DATA LINES:
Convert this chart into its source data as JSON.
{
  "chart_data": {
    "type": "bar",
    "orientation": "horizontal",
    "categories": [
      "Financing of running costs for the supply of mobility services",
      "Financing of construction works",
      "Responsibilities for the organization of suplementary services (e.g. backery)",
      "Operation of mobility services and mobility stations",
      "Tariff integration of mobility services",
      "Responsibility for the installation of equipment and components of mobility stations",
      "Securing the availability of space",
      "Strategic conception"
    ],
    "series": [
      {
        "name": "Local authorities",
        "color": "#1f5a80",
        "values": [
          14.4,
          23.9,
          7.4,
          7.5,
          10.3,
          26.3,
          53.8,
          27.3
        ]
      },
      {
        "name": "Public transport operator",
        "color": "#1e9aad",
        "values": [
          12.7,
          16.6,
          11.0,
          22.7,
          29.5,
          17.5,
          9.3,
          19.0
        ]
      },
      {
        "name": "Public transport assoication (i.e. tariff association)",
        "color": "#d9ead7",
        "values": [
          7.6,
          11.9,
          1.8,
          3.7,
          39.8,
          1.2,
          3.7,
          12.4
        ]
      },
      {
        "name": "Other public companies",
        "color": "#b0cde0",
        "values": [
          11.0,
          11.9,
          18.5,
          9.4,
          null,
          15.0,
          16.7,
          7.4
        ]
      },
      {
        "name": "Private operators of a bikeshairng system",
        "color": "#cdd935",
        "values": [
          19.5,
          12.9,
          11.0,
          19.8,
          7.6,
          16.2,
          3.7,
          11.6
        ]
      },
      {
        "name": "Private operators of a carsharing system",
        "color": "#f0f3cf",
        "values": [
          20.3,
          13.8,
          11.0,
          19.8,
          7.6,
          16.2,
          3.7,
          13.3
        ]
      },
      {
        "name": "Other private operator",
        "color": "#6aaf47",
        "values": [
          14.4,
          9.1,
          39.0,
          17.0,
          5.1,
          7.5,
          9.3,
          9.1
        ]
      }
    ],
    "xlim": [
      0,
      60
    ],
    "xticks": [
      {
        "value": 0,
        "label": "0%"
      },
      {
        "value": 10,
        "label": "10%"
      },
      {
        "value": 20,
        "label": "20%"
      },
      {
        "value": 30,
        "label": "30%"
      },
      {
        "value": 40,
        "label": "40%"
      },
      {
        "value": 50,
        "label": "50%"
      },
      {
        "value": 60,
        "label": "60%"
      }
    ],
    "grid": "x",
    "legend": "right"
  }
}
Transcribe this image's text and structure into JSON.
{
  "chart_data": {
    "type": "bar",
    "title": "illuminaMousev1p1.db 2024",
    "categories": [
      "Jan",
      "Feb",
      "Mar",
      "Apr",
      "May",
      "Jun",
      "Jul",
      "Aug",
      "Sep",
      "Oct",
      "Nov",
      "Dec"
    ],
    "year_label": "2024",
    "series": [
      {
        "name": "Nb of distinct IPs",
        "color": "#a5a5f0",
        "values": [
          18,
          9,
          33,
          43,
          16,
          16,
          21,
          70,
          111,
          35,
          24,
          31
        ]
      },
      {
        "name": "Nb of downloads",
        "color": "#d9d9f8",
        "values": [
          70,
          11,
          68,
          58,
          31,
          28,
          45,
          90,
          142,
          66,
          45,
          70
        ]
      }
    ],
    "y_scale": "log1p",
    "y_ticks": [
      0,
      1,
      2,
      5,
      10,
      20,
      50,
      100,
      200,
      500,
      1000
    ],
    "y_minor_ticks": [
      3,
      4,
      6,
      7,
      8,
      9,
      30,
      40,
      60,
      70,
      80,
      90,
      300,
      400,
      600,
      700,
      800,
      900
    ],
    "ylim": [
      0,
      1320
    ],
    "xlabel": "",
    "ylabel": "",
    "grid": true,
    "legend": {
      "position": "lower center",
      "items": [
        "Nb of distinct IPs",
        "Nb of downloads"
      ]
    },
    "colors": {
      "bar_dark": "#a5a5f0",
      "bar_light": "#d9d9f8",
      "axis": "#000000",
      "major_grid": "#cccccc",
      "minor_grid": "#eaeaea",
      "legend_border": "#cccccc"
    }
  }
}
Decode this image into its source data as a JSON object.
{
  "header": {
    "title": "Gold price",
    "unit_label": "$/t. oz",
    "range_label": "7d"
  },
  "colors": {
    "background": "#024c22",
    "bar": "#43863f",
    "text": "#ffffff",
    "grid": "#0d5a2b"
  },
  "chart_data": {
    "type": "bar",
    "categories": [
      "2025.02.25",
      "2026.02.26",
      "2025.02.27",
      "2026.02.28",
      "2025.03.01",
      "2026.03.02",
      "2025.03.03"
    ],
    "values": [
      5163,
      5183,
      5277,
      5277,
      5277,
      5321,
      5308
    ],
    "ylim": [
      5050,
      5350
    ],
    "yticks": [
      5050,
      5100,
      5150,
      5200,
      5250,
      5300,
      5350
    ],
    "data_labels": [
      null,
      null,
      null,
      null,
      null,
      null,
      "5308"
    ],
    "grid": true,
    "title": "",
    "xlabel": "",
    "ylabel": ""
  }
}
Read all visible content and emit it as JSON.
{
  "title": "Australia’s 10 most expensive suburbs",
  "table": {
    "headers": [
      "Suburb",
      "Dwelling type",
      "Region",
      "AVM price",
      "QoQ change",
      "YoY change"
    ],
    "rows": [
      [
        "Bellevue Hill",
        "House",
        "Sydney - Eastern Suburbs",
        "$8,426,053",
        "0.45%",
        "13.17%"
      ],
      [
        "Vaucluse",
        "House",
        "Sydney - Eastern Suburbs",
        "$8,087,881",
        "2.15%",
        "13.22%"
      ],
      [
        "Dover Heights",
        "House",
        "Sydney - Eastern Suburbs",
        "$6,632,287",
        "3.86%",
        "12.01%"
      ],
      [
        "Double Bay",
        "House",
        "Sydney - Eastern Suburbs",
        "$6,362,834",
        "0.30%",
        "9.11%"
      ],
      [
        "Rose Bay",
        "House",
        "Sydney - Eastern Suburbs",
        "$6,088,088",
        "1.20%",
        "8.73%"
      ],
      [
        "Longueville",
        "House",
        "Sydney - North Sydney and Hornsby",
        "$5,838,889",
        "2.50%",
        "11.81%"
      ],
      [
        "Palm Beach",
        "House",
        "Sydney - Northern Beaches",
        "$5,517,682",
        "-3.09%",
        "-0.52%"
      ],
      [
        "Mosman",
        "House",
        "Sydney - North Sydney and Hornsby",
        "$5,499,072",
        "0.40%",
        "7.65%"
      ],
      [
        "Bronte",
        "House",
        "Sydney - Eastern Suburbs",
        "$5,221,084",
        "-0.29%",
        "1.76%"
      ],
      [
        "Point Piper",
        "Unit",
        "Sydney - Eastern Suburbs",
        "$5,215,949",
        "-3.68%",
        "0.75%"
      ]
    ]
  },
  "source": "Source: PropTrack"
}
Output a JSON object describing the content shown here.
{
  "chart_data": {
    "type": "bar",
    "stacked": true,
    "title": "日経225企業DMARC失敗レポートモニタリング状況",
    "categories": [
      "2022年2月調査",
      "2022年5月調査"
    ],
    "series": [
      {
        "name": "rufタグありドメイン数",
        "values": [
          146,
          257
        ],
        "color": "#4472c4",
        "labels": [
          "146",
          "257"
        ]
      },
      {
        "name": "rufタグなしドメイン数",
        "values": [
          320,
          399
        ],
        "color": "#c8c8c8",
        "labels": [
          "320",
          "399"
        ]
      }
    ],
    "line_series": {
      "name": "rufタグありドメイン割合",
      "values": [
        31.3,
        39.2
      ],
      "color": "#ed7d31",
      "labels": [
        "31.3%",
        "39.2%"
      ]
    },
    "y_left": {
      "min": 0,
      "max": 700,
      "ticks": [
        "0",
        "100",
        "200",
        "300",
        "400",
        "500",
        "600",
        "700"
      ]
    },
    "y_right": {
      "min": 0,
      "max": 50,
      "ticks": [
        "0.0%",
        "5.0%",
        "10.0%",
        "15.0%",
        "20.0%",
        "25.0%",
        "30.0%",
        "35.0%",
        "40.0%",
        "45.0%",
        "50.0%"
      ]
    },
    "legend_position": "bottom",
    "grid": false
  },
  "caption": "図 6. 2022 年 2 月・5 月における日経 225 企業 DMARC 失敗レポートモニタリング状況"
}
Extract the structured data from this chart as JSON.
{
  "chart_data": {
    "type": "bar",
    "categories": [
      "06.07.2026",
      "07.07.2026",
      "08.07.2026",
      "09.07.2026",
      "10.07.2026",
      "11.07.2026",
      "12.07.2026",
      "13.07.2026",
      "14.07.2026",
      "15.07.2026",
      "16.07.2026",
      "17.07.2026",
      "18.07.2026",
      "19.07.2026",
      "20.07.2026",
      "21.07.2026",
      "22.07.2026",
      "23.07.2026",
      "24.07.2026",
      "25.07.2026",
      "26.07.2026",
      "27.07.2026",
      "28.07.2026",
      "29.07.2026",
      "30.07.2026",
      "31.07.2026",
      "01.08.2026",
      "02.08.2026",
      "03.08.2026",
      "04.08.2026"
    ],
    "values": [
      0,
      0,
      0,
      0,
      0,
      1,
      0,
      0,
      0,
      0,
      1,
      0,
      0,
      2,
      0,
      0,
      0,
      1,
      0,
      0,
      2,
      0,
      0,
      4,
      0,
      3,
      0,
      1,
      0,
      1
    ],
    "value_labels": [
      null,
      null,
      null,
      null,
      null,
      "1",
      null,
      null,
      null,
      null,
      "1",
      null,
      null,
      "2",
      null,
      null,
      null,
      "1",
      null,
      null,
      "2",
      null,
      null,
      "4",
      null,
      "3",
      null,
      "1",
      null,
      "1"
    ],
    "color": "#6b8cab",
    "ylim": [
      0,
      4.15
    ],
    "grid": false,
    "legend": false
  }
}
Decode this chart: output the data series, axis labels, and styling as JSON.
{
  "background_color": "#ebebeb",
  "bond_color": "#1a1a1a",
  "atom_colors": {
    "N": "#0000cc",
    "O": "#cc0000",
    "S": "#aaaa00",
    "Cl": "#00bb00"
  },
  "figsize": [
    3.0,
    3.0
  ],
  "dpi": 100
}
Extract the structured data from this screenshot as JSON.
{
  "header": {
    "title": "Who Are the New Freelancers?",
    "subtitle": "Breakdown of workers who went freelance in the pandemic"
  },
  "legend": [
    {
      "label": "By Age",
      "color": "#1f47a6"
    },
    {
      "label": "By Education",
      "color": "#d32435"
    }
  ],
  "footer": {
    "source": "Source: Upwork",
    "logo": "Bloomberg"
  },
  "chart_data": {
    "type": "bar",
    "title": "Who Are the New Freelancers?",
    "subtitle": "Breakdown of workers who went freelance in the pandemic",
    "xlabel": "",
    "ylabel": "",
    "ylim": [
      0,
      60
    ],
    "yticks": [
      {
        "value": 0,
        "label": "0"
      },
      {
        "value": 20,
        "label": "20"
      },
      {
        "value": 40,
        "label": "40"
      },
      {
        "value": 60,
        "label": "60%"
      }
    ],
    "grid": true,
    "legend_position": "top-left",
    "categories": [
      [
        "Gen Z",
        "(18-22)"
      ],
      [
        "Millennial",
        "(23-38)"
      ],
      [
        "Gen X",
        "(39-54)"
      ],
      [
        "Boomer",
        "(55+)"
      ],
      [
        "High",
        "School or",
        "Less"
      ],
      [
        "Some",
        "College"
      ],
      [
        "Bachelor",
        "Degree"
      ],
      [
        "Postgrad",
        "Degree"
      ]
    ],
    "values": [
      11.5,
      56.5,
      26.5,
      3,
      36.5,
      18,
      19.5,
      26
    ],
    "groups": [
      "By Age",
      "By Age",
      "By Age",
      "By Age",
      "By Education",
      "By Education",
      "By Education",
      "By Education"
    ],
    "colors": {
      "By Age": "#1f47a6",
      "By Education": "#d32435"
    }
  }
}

WHAT TO WORK ON: Copy each line of the listing in which the word "system" can be found.

RESULT FOR THIS EXERCISE:
        "name": "Private operators of a bikeshairng system",
        "name": "Private operators of a carsharing system",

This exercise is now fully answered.